» WORK TO BE COMPLETED
Pull every line of the entries that has the word "selected".

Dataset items
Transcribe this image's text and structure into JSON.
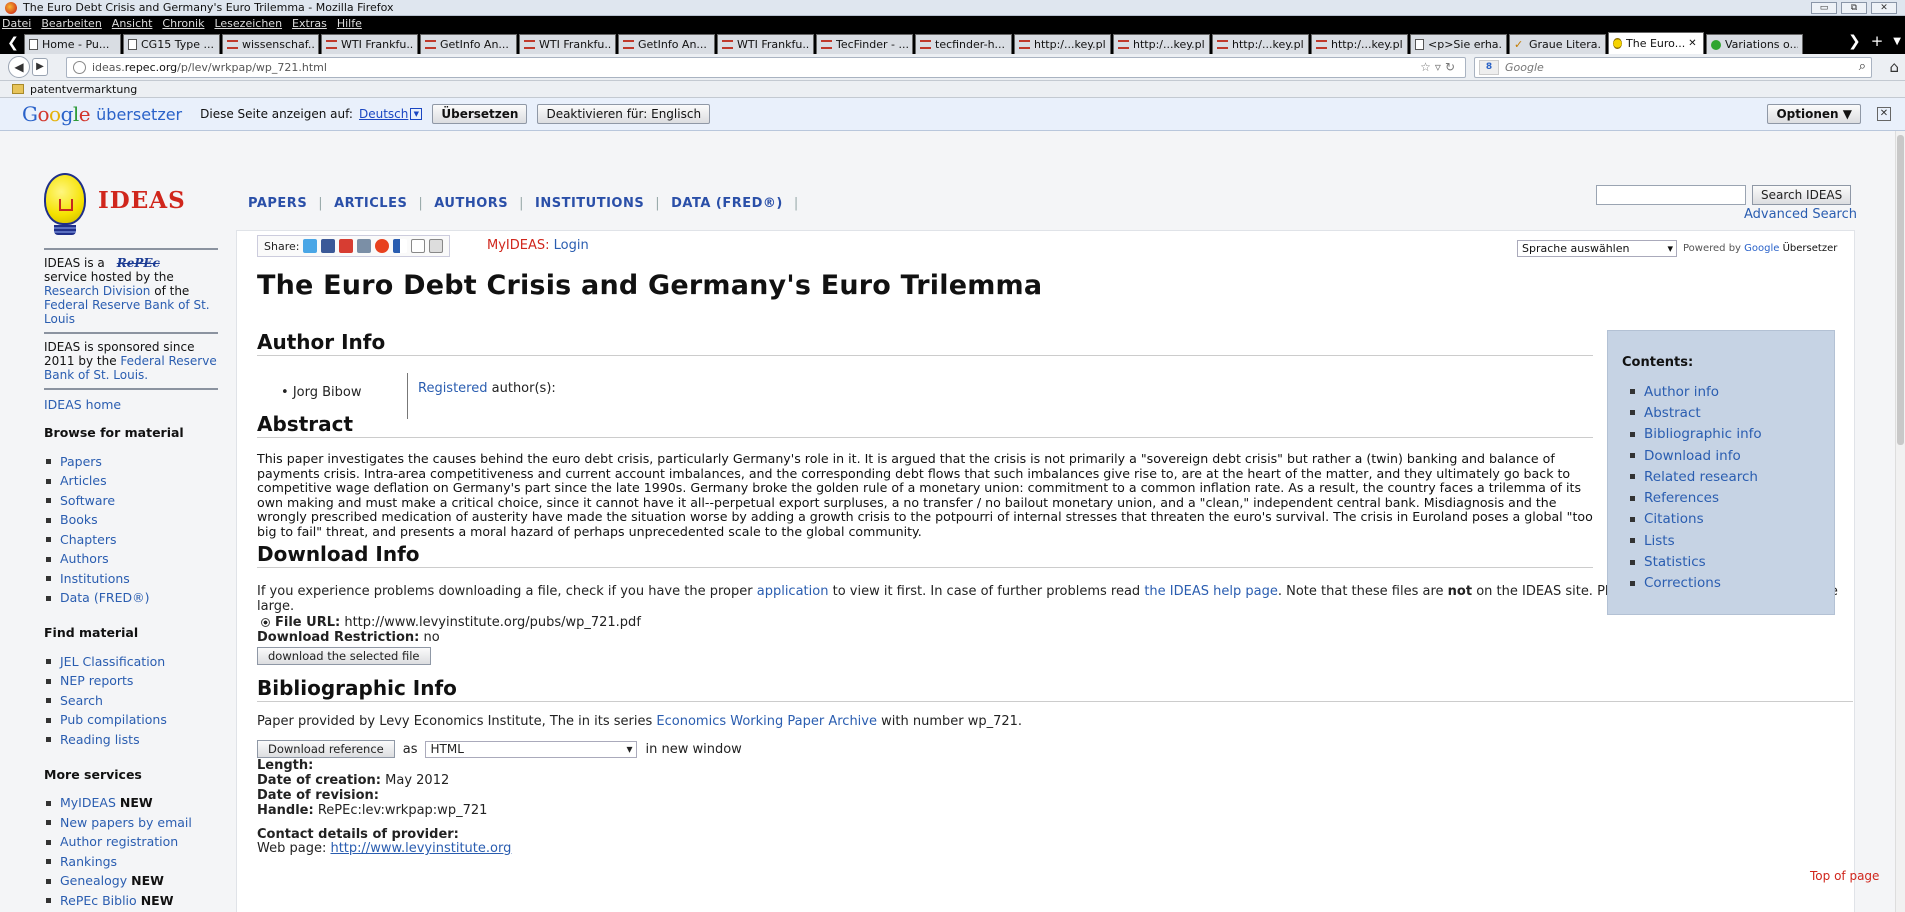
{
  "window": {
    "title": "The Euro Debt Crisis and Germany's Euro Trilemma - Mozilla Firefox",
    "buttons": [
      "▭",
      "⧉",
      "✕"
    ]
  },
  "menubar": [
    "Datei",
    "Bearbeiten",
    "Ansicht",
    "Chronik",
    "Lesezeichen",
    "Extras",
    "Hilfe"
  ],
  "tabs": [
    {
      "label": "Home - Pu...",
      "icon": "scroll-icon"
    },
    {
      "label": "CG15 Type ...",
      "icon": "doc-icon"
    },
    {
      "label": "wissenschaf...",
      "icon": "wti-icon"
    },
    {
      "label": "WTI Frankfu...",
      "icon": "wti-icon"
    },
    {
      "label": "GetInfo An...",
      "icon": "wti-icon"
    },
    {
      "label": "WTI Frankfu...",
      "icon": "wti-icon"
    },
    {
      "label": "GetInfo An...",
      "icon": "wti-icon"
    },
    {
      "label": "WTI Frankfu...",
      "icon": "wti-icon"
    },
    {
      "label": "TecFinder - ...",
      "icon": "wti-icon"
    },
    {
      "label": "tecfinder-h...",
      "icon": "wti-icon"
    },
    {
      "label": "http:/...key.pl",
      "icon": "wti-icon"
    },
    {
      "label": "http:/...key.pl",
      "icon": "wti-icon"
    },
    {
      "label": "http:/...key.pl",
      "icon": "wti-icon"
    },
    {
      "label": "http:/...key.pl",
      "icon": "wti-icon"
    },
    {
      "label": "<p>Sie erha...",
      "icon": "tib-icon"
    },
    {
      "label": "Graue Litera...",
      "icon": "check-icon"
    },
    {
      "label": "The Euro...",
      "icon": "bulb-icon",
      "selected": true
    },
    {
      "label": "Variations o...",
      "icon": "green-icon"
    }
  ],
  "nav": {
    "url_prefix": "ideas.",
    "url_domain": "repec.org",
    "url_path": "/p/lev/wrkpap/wp_721.html",
    "search_engine_label": "Google"
  },
  "bookmarks": [
    "patentvermarktung"
  ],
  "translate_bar": {
    "logo_letters": [
      "G",
      "o",
      "o",
      "g",
      "l",
      "e"
    ],
    "title": "übersetzer",
    "prompt": "Diese Seite anzeigen auf:",
    "language": "Deutsch",
    "translate_button": "Übersetzen",
    "disable_button": "Deaktivieren für: Englisch",
    "options_button": "Optionen ▼",
    "close": "✕"
  },
  "site": {
    "logo_text": "IDEAS",
    "topnav": [
      "PAPERS",
      "ARTICLES",
      "AUTHORS",
      "INSTITUTIONS",
      "DATA (FRED®)"
    ],
    "search_button": "Search IDEAS",
    "advanced_search": "Advanced Search"
  },
  "sidebar": {
    "intro_1": "IDEAS is a",
    "repec": "RePEc",
    "intro_2": "service hosted by the",
    "intro_link": "Research Division",
    "intro_3": "of the",
    "intro_link2": "Federal Reserve Bank of St. Louis",
    "sponsor_1": "IDEAS is sponsored since 2011 by the",
    "sponsor_link": "Federal Reserve Bank of St. Louis.",
    "home": "IDEAS home",
    "browse_heading": "Browse for material",
    "browse_items": [
      "Papers",
      "Articles",
      "Software",
      "Books",
      "Chapters",
      "Authors",
      "Institutions",
      "Data (FRED®)"
    ],
    "find_heading": "Find material",
    "find_items": [
      "JEL Classification",
      "NEP reports",
      "Search",
      "Pub compilations",
      "Reading lists"
    ],
    "more_heading": "More services",
    "more_items": [
      {
        "label": "MyIDEAS",
        "badge": "NEW"
      },
      {
        "label": "New papers by email",
        "badge": ""
      },
      {
        "label": "Author registration",
        "badge": ""
      },
      {
        "label": "Rankings",
        "badge": ""
      },
      {
        "label": "Genealogy",
        "badge": "NEW"
      },
      {
        "label": "RePEc Biblio",
        "badge": "NEW"
      }
    ]
  },
  "article": {
    "share_label": "Share:",
    "myideas_label": "MyIDEAS:",
    "login_label": "Login",
    "translate_select": "Sprache auswählen",
    "powered_by": "Powered by",
    "powered_google": "Google",
    "powered_service": "Übersetzer",
    "title": "The Euro Debt Crisis and Germany's Euro Trilemma",
    "author_heading": "Author Info",
    "author_name": "Jorg Bibow",
    "registered_link": "Registered",
    "registered_rest": "author(s):",
    "abstract_heading": "Abstract",
    "abstract_text": "This paper investigates the causes behind the euro debt crisis, particularly Germany's role in it. It is argued that the crisis is not primarily a \"sovereign debt crisis\" but rather a (twin) banking and balance of payments crisis. Intra-area competitiveness and current account imbalances, and the corresponding debt flows that such imbalances give rise to, are at the heart of the matter, and they ultimately go back to competitive wage deflation on Germany's part since the late 1990s. Germany broke the golden rule of a monetary union: commitment to a common inflation rate. As a result, the country faces a trilemma of its own making and must make a critical choice, since it cannot have it all--perpetual export surpluses, a no transfer / no bailout monetary union, and a \"clean,\" independent central bank. Misdiagnosis and the wrongly prescribed medication of austerity have made the situation worse by adding a growth crisis to the potpourri of internal stresses that threaten the euro's survival. The crisis in Euroland poses a global \"too big to fail\" threat, and presents a moral hazard of perhaps unprecedented scale to the global community.",
    "download_heading": "Download Info",
    "download_1": "If you experience problems downloading a file, check if you have the proper",
    "download_link1": "application",
    "download_2": "to view it first. In case of further problems read",
    "download_link2": "the IDEAS help page",
    "download_3": ". Note that these files are",
    "download_not": "not",
    "download_4": "on the IDEAS site. Please be patient as the files may be large.",
    "file_url_label": "File URL:",
    "file_url": "http://www.levyinstitute.org/pubs/wp_721.pdf",
    "restriction_label": "Download Restriction:",
    "restriction_value": "no",
    "download_button": "download the selected file",
    "biblio_heading": "Bibliographic Info",
    "biblio_1": "Paper provided by Levy Economics Institute, The in its series",
    "biblio_link": "Economics Working Paper Archive",
    "biblio_2": "with number wp_721.",
    "ref_button": "Download reference",
    "ref_as": "as",
    "ref_format": "HTML",
    "ref_new_window": "in new window",
    "length_label": "Length:",
    "creation_label": "Date of creation:",
    "creation_value": "May 2012",
    "revision_label": "Date of revision:",
    "handle_label": "Handle:",
    "handle_value": "RePEc:lev:wrkpap:wp_721",
    "contact_label": "Contact details of provider:",
    "webpage_label": "Web page:",
    "webpage_value": "http://www.levyinstitute.org"
  },
  "contents": {
    "heading": "Contents:",
    "items": [
      "Author info",
      "Abstract",
      "Bibliographic info",
      "Download info",
      "Related research",
      "References",
      "Citations",
      "Lists",
      "Statistics",
      "Corrections"
    ]
  },
  "top_of_page": "Top of page"
}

» EXERCISE RESPONSE
      "selected": true
    "download_button": "download the selected file",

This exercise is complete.